* Task goal *
Copy each line holding the string "Insertion".

* Exercise data *
"""

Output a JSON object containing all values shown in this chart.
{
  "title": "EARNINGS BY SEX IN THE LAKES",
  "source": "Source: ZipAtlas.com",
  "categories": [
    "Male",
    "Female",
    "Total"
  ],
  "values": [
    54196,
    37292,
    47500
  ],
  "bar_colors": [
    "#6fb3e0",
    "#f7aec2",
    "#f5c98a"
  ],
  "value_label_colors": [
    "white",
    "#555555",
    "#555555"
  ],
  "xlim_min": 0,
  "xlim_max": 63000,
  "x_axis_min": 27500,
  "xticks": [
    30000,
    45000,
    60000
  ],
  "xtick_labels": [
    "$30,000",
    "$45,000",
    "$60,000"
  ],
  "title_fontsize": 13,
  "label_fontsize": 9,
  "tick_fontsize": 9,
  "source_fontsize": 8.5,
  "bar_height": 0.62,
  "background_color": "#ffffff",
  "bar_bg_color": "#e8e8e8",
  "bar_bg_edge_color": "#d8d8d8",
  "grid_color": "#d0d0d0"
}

"""
"""

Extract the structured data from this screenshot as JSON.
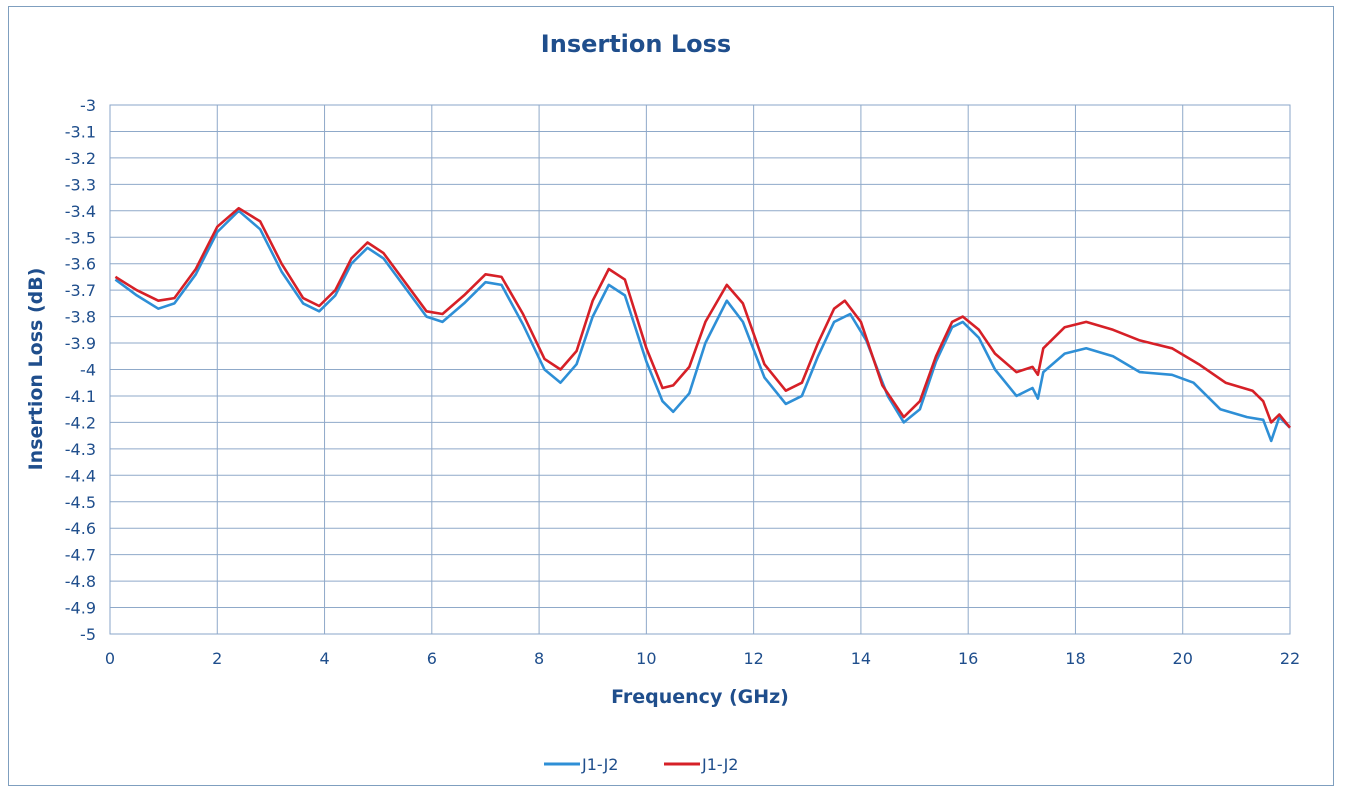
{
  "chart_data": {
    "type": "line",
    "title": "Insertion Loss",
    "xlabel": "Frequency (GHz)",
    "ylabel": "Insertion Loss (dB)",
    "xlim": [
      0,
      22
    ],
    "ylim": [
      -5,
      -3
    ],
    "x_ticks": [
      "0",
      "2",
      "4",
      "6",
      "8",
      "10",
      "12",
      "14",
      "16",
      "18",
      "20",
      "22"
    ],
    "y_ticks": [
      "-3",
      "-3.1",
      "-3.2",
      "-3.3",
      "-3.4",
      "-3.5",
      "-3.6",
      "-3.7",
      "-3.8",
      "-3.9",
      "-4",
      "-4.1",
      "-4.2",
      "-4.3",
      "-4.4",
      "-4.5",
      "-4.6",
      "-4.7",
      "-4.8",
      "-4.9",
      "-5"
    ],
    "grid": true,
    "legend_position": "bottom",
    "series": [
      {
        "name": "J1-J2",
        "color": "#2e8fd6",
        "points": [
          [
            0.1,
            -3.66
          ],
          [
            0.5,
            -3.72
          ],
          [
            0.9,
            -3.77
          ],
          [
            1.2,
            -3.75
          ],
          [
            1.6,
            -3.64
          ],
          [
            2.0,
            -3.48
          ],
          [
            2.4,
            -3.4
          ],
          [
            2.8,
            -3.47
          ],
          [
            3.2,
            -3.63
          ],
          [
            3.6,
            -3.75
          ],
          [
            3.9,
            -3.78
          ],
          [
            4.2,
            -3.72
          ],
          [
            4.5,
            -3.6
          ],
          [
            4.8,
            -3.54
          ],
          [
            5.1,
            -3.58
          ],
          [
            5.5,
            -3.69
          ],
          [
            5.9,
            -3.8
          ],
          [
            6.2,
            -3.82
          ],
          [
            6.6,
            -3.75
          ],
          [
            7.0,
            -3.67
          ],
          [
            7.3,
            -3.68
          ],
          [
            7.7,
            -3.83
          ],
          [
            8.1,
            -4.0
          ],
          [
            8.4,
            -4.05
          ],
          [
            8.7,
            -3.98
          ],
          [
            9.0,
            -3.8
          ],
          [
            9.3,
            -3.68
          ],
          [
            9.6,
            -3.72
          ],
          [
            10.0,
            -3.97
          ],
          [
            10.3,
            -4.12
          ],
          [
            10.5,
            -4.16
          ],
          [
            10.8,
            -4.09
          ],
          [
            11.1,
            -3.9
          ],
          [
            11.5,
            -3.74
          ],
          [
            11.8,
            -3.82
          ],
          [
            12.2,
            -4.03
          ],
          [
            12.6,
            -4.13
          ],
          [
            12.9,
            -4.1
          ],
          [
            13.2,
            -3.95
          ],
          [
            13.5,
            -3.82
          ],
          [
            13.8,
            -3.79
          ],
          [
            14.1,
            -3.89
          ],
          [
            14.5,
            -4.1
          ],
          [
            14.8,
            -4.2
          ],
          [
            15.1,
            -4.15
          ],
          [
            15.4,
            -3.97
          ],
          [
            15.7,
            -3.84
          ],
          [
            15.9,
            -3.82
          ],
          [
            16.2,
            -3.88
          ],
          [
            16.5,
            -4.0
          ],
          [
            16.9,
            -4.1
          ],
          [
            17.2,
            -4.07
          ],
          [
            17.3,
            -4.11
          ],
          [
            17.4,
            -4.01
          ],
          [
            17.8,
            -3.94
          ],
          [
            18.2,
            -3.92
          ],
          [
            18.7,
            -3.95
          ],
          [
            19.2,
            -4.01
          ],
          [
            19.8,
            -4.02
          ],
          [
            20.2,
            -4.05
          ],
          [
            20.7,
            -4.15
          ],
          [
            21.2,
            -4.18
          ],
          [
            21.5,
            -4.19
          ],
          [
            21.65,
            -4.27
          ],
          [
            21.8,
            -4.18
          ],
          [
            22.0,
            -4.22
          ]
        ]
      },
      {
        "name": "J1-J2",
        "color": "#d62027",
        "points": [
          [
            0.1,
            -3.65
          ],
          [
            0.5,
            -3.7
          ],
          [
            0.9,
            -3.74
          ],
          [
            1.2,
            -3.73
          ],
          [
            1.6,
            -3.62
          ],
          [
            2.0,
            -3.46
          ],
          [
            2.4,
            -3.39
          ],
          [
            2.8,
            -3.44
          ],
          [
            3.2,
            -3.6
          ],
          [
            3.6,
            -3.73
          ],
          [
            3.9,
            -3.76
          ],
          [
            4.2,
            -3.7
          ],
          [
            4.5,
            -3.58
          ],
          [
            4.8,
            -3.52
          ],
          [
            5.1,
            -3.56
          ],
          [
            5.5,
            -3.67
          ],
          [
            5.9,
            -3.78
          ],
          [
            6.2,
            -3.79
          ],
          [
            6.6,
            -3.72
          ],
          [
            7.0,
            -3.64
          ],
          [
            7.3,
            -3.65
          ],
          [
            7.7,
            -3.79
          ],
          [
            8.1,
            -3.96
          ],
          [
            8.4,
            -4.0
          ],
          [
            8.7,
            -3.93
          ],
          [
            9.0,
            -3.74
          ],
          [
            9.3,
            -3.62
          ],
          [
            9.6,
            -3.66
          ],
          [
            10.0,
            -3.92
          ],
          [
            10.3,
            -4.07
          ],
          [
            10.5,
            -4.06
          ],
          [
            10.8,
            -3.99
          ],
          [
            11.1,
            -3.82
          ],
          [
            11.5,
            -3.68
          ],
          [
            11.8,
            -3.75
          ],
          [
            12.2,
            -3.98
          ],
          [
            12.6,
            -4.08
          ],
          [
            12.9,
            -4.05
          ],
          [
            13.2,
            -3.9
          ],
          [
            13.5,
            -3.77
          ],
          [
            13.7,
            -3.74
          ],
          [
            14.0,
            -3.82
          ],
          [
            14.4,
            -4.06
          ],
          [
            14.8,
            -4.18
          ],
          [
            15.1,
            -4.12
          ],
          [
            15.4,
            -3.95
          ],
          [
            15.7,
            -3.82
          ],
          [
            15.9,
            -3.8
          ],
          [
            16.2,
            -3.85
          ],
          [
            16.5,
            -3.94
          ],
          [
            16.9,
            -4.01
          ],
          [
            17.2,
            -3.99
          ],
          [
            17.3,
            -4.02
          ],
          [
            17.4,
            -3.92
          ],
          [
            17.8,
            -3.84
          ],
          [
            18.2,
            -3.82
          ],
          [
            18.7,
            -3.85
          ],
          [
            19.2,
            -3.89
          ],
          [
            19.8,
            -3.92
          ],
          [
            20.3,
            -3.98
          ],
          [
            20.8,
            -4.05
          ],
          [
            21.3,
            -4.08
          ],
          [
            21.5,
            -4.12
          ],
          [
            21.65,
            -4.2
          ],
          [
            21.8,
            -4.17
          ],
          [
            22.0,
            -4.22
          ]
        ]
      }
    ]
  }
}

"""

* The result *
    "title": "Insertion Loss",
    "ylabel": "Insertion Loss (dB)",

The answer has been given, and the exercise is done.